- _Entries from a dataset_:
____

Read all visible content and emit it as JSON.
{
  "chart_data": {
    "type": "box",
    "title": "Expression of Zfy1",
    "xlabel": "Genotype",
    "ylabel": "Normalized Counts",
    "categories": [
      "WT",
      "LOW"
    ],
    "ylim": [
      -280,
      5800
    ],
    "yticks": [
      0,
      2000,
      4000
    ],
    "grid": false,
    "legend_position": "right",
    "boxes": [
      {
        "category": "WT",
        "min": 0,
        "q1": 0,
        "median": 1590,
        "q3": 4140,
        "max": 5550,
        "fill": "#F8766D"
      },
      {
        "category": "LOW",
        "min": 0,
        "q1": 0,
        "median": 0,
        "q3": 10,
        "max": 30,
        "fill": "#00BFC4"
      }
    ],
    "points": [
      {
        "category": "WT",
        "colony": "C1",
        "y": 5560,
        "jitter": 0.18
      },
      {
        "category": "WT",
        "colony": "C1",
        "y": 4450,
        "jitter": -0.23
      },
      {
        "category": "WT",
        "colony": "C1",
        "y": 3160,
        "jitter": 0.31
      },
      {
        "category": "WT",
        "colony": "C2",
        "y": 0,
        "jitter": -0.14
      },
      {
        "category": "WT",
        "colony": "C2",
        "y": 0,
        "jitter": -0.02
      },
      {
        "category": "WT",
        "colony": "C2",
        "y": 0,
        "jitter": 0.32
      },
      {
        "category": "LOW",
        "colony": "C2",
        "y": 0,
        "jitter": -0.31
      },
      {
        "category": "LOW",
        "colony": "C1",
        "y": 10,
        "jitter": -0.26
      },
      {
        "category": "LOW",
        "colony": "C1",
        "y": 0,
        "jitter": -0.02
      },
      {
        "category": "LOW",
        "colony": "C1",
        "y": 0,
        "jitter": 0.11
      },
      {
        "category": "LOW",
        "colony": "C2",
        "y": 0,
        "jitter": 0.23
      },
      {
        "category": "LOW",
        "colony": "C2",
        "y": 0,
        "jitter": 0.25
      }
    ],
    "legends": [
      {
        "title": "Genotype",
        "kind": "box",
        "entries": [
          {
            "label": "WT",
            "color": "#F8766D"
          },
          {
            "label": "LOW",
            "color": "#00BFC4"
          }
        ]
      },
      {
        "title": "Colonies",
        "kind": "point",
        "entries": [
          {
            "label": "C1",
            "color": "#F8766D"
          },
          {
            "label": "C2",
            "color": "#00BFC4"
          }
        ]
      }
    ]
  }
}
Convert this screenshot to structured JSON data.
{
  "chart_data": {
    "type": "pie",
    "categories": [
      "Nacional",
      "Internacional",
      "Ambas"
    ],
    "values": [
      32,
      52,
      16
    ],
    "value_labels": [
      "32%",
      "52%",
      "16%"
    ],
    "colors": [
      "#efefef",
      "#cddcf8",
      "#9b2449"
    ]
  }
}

____

- _What this task involves_: Look through the entries above and list every line containing "JSON".

- _Task solution_:
Read all visible content and emit it as JSON.
Convert this screenshot to structured JSON data.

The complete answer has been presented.